[Records from a dataset]
• • • •
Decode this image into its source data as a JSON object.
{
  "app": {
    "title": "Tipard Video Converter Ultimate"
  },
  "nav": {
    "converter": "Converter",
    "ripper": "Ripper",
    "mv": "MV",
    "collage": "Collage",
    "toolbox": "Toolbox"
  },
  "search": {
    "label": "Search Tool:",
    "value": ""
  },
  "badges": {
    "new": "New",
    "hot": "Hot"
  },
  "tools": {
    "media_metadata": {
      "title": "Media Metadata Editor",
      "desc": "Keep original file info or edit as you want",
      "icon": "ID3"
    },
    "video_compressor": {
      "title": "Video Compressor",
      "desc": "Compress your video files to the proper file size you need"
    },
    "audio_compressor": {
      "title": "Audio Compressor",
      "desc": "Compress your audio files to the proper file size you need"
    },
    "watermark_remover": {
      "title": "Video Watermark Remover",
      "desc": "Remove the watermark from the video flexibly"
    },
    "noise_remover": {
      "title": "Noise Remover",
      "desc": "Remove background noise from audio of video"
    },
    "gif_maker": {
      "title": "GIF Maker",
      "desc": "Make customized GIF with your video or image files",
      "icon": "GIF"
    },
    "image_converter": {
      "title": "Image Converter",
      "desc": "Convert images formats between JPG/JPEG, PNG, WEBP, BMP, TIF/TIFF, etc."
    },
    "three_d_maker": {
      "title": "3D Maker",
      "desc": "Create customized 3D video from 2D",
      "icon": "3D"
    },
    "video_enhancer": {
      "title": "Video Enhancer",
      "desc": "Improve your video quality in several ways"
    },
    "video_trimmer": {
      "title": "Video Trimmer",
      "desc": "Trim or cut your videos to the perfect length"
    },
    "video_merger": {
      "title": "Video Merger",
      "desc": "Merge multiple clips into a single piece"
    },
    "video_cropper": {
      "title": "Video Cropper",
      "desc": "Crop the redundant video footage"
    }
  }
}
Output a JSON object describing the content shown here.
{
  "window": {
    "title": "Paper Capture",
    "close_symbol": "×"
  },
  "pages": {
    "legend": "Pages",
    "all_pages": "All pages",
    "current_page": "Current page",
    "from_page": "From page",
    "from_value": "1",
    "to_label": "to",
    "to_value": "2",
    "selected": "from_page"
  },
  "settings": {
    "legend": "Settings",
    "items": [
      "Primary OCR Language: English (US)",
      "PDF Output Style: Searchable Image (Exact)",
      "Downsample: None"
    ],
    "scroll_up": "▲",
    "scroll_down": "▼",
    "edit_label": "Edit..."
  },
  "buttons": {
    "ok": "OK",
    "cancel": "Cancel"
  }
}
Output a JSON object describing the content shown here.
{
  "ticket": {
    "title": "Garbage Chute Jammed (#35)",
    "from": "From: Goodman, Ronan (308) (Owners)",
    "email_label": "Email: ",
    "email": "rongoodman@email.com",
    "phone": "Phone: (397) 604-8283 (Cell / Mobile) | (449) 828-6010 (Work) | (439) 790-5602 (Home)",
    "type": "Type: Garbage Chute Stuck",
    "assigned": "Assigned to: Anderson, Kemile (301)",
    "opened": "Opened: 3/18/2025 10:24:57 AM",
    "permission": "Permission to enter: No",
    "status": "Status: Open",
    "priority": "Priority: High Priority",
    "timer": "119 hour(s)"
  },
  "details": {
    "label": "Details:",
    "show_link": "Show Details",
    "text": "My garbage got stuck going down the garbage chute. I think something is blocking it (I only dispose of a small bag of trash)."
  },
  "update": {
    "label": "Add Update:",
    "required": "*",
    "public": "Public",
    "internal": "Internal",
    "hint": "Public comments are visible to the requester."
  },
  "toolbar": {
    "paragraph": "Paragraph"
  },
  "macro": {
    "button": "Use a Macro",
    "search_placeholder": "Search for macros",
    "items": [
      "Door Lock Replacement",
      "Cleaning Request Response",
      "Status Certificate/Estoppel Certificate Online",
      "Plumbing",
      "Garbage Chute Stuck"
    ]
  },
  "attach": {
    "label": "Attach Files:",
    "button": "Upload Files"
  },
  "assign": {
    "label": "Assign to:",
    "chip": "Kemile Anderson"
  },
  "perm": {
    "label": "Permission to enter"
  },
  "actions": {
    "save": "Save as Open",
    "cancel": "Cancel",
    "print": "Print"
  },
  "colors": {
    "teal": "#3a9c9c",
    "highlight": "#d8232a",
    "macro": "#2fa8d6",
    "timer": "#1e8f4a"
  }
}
• • • •
◆ Goal ◆
Select and copy every line from the records that includes the word "customized".

◆ Solution to the problem ◆
      "desc": "Make customized GIF with your video or image files",
      "desc": "Create customized 3D video from 2D",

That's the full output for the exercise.